KURZE AUFGABE A - Drucke die Zeilen der Datensätze unverändert aus. Beginne mit der ersten Zeile der Datensätze und höre nach der Zeile auf, die "close-tab-icon[interactable]: × (428, 64, 435, 77)" enthält; beide Grenzzeilen gehören dazu.

Konkordanzgipfel futsch – Grüne zittern um Bundesratssitz
SP, FDP und CVP lassen den Konkordanzgipfel platzen und damit die Debatte um die Verteilung der Bundesratssitze. Grünen-Präsident Balthasar Glättli analysiert.
Das Wichtigste in Kürze
- Der Konkordanzgipfel ist geplatzt: SP, FDP und CVP sind hässig auf die SVP.
- Damit wird vorerst nicht über einen Bundesratssitz der Grünen diskutiert.
- Auch Grünen-Chef Glättli schiesst gegen die SVP, hält aber am Bundesratsanspruch fest.
Nebst dem Corona-Lärm sorgt auch die Verteilung der Bundesratssitze im Bundeshaus wieder für dicke Luft. Ein «Konkordanzgipfel» hätte nach dem Wahlerfolg der Grünen vor einem Jahr die Zauberformel neu definieren sollen. Doch daraus wird vorerst nichts, denn die Bundesratsparteien SP, FDP und CVP sind verärgert über die SVP. Diese empfiehlt ihren eigenen Bundesrichter Yves Donzallaz nicht zur Wiederwahl, weil er nicht auf Parteilinie sei.
Rechtsstaat in Gefahr – und der grüne Bundesratssitz?
Der Konkordanzgipfel war das Angebot von CVP-Präsident Gerhard Pfister. Seine Partei hatte sogar weniger Stimmen gemacht als die Grünen. Mit den Grünliberalen macht es eine weitere Kleinpartei schwierig, die sieben Bundesratssitze angemessen auf die Parteien zu verteilen.
Der Gipfel ist nun aber abgesagt wegen dem Vorwurf, die SVP respektiere den Rechtsstaat nicht. Parteipräsident Balthasar Glättli nimmt im Interview Stellung dazu, was das aus Sicht der Grünen bedeutet.
Nau.ch: Herr Glättli, im Herbst 2019 die grosse Ankündigung, jetzt der ergebnislose Übungsabbruch. Der Konkordanzgipfel findet nicht statt, aber die Grünen können gar nichts dafür. Wird ihr Anspruch auf einen Bundesratssitz jetzt auf die lange Bank geschoben?
Balthasar Glättli: (lacht) Dieser Entscheid ist im letzten Dezember gefallen.
Nau.ch: Sind die Grünen denn überhaupt einverstanden, dass der Gipfel geplatzt ist?
Balthasar Glättli: Aus unserer Sicht wäre es durchaus eine Option gewesen, die Gespräche auch ohne die SVP weiterzuführen. So könnte man der SVP signalisieren, dass solch eine fundamentale Verletzung des Rechtsstaats, der Gewaltenteilung, den Ausschlag geben kann, ob eine Partei an der Regierung beteiligt werden soll oder nicht.

KURZE AUFGABE B - Von wem kam laut dem Artikel das Angebot für den Konkordanzgipfel?

INHALT DES DATENSATZES -
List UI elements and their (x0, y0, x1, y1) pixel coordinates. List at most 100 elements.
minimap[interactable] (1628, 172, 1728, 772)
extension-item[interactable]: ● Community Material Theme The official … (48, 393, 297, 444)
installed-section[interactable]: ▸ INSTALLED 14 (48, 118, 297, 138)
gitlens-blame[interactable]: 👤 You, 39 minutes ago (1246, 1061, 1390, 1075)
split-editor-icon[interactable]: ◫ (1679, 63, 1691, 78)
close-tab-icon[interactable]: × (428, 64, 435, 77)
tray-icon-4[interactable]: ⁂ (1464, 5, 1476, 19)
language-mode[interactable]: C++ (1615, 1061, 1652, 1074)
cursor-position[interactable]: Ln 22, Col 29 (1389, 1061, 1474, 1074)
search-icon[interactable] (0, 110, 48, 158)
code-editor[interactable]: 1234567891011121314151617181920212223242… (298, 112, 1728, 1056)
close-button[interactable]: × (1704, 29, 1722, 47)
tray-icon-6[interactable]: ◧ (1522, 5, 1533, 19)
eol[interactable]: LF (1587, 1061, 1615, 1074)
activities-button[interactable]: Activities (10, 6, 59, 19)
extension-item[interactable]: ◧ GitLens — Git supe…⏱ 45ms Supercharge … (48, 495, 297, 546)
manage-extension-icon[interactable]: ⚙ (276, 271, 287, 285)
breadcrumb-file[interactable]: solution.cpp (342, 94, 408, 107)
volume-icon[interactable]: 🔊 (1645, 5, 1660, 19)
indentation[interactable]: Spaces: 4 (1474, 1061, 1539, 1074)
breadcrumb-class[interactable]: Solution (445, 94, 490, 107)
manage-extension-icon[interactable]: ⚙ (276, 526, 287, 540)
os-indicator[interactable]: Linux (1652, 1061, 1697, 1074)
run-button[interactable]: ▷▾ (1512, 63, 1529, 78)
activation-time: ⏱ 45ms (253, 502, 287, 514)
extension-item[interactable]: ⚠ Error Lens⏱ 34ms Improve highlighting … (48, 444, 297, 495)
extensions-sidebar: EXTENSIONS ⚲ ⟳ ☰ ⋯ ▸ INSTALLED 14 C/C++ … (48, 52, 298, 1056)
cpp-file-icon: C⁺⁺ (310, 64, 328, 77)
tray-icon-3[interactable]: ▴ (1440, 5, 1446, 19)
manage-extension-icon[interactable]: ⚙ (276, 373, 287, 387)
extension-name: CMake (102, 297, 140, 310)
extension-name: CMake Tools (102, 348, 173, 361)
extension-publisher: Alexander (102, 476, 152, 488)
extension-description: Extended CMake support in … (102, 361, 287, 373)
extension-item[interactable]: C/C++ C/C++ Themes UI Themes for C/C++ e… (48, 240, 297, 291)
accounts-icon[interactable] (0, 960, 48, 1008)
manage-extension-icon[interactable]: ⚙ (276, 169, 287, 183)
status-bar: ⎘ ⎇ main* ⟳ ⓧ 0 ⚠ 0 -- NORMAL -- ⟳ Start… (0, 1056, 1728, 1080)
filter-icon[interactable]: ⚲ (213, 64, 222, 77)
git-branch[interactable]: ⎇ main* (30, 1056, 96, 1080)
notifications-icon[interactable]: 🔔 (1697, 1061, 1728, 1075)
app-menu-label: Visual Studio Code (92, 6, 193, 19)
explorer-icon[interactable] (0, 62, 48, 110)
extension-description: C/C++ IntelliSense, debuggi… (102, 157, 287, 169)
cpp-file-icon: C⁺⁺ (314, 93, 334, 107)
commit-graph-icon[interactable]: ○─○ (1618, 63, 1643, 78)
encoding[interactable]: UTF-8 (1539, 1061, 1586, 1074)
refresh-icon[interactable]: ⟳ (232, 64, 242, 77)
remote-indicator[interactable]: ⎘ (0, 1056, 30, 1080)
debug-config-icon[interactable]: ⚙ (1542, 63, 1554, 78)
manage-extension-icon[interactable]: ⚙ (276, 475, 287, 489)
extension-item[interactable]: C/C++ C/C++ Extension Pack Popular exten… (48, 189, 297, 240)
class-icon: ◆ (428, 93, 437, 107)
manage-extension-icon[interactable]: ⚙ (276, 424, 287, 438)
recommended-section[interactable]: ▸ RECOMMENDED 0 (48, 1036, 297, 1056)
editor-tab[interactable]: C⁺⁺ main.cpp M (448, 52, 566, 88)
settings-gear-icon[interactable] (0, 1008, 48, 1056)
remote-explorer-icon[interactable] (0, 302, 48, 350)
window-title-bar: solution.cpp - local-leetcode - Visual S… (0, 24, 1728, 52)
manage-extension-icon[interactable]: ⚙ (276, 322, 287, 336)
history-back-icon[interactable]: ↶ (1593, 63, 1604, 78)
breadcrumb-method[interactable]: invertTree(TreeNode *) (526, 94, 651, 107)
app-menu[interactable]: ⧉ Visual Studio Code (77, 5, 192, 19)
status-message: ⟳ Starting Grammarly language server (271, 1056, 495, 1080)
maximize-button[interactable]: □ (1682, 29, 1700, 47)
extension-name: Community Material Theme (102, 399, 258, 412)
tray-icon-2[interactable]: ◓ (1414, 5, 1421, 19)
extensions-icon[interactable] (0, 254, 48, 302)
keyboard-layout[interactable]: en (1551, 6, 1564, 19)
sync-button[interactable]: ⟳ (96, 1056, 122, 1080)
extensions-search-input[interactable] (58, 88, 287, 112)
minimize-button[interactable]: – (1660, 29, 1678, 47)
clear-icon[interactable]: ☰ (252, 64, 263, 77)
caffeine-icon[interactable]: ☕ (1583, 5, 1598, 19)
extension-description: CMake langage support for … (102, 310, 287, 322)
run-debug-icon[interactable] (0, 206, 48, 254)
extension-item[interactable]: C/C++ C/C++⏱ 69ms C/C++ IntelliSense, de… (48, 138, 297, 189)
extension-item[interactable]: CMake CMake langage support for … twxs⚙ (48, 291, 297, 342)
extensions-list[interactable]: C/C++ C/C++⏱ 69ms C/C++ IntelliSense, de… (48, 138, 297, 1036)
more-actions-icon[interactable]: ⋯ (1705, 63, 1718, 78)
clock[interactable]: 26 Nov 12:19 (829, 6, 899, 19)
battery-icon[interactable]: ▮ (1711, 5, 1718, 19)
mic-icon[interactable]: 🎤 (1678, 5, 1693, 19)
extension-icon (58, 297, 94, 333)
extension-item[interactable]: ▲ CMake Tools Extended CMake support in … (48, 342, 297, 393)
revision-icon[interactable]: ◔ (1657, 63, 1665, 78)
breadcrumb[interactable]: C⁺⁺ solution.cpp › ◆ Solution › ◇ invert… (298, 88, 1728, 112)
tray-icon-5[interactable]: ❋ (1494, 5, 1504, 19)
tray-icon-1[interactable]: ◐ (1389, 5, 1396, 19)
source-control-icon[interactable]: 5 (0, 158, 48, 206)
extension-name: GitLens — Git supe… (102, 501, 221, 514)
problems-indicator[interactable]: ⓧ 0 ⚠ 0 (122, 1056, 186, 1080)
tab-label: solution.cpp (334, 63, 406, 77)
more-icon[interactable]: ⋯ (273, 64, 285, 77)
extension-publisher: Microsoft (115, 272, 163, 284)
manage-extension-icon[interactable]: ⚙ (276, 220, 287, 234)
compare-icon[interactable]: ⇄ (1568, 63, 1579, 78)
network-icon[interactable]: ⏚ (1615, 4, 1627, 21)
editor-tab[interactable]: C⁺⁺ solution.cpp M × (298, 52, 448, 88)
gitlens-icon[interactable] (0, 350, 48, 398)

LÖSUNG DER AUFGABE A -
List UI elements and their (x0, y0, x1, y1) pixel coordinates. List at most 100 elements.
minimap[interactable] (1628, 172, 1728, 772)
extension-item[interactable]: ● Community Material Theme The official … (48, 393, 297, 444)
installed-section[interactable]: ▸ INSTALLED 14 (48, 118, 297, 138)
gitlens-blame[interactable]: 👤 You, 39 minutes ago (1246, 1061, 1390, 1075)
split-editor-icon[interactable]: ◫ (1679, 63, 1691, 78)
close-tab-icon[interactable]: × (428, 64, 435, 77)

LÖSUNG DER AUFGABE B - Von CVP-Präsident Gerhard Pfister.